Write every line of the material out exactly as shown.

[Stored items from a collection]
###

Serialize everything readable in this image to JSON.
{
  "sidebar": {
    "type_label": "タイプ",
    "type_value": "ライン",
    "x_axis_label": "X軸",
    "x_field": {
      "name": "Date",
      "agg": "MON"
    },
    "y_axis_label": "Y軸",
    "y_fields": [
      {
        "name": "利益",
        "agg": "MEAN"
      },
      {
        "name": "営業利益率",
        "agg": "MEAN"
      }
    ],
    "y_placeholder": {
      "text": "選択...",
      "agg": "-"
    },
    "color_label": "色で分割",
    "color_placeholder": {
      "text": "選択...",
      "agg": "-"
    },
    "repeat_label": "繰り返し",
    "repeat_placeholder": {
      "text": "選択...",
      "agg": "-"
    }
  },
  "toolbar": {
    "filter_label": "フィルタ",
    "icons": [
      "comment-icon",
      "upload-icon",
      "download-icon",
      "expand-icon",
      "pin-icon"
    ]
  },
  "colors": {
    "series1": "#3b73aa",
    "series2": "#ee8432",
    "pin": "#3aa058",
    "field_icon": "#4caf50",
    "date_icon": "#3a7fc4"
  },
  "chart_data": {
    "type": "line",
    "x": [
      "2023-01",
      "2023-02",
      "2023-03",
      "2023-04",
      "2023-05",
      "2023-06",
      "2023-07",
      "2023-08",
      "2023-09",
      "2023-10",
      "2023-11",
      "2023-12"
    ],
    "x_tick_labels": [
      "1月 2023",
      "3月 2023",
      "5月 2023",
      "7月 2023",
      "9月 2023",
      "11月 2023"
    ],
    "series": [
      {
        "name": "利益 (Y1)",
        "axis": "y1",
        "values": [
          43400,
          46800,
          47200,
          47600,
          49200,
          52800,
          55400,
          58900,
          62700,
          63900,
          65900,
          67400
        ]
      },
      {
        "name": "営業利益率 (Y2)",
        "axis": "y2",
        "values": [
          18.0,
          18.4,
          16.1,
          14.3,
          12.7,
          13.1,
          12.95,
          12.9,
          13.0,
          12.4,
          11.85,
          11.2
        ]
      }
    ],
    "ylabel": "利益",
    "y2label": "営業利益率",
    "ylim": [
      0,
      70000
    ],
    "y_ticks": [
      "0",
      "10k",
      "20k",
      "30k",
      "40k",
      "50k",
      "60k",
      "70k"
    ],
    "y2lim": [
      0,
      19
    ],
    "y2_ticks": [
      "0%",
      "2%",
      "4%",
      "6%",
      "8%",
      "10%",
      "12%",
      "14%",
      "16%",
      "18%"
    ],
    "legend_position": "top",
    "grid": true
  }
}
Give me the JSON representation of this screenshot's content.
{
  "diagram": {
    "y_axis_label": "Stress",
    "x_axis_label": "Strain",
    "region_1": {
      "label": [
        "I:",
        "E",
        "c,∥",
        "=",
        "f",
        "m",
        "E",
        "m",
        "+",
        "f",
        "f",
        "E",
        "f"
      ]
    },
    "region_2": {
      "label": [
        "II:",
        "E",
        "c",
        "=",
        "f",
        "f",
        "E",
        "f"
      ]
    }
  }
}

###

Response below:
Serialize everything readable in this image to JSON.
{
  "sidebar": {
    "type_label": "タイプ",
    "type_value": "ライン",
    "x_axis_label": "X軸",
    "x_field": {
      "name": "Date",
      "agg": "MON"
    },
    "y_axis_label": "Y軸",
    "y_fields": [
      {
        "name": "利益",
        "agg": "MEAN"
      },
      {
        "name": "営業利益率",
        "agg": "MEAN"
      }
    ],
    "y_placeholder": {
      "text": "選択...",
      "agg": "-"
    },
    "color_label": "色で分割",
    "color_placeholder": {
      "text": "選択...",
      "agg": "-"
    },
    "repeat_label": "繰り返し",
    "repeat_placeholder": {
      "text": "選択...",
      "agg": "-"
    }
  },
  "toolbar": {
    "filter_label": "フィルタ",
    "icons": [
      "comment-icon",
      "upload-icon",
      "download-icon",
      "expand-icon",
      "pin-icon"
    ]
  },
  "colors": {
    "series1": "#3b73aa",
    "series2": "#ee8432",
    "pin": "#3aa058",
    "field_icon": "#4caf50",
    "date_icon": "#3a7fc4"
  },
  "chart_data": {
    "type": "line",
    "x": [
      "2023-01",
      "2023-02",
      "2023-03",
      "2023-04",
      "2023-05",
      "2023-06",
      "2023-07",
      "2023-08",
      "2023-09",
      "2023-10",
      "2023-11",
      "2023-12"
    ],
    "x_tick_labels": [
      "1月 2023",
      "3月 2023",
      "5月 2023",
      "7月 2023",
      "9月 2023",
      "11月 2023"
    ],
    "series": [
      {
        "name": "利益 (Y1)",
        "axis": "y1",
        "values": [
          43400,
          46800,
          47200,
          47600,
          49200,
          52800,
          55400,
          58900,
          62700,
          63900,
          65900,
          67400
        ]
      },
      {
        "name": "営業利益率 (Y2)",
        "axis": "y2",
        "values": [
          18.0,
          18.4,
          16.1,
          14.3,
          12.7,
          13.1,
          12.95,
          12.9,
          13.0,
          12.4,
          11.85,
          11.2
        ]
      }
    ],
    "ylabel": "利益",
    "y2label": "営業利益率",
    "ylim": [
      0,
      70000
    ],
    "y_ticks": [
      "0",
      "10k",
      "20k",
      "30k",
      "40k",
      "50k",
      "60k",
      "70k"
    ],
    "y2lim": [
      0,
      19
    ],
    "y2_ticks": [
      "0%",
      "2%",
      "4%",
      "6%",
      "8%",
      "10%",
      "12%",
      "14%",
      "16%",
      "18%"
    ],
    "legend_position": "top",
    "grid": true
  }
}
Give me the JSON representation of this screenshot's content.
{
  "diagram": {
    "y_axis_label": "Stress",
    "x_axis_label": "Strain",
    "region_1": {
      "label": [
        "I:",
        "E",
        "c,∥",
        "=",
        "f",
        "m",
        "E",
        "m",
        "+",
        "f",
        "f",
        "E",
        "f"
      ]
    },
    "region_2": {
      "label": [
        "II:",
        "E",
        "c",
        "=",
        "f",
        "f",
        "E",
        "f"
      ]
    }
  }
}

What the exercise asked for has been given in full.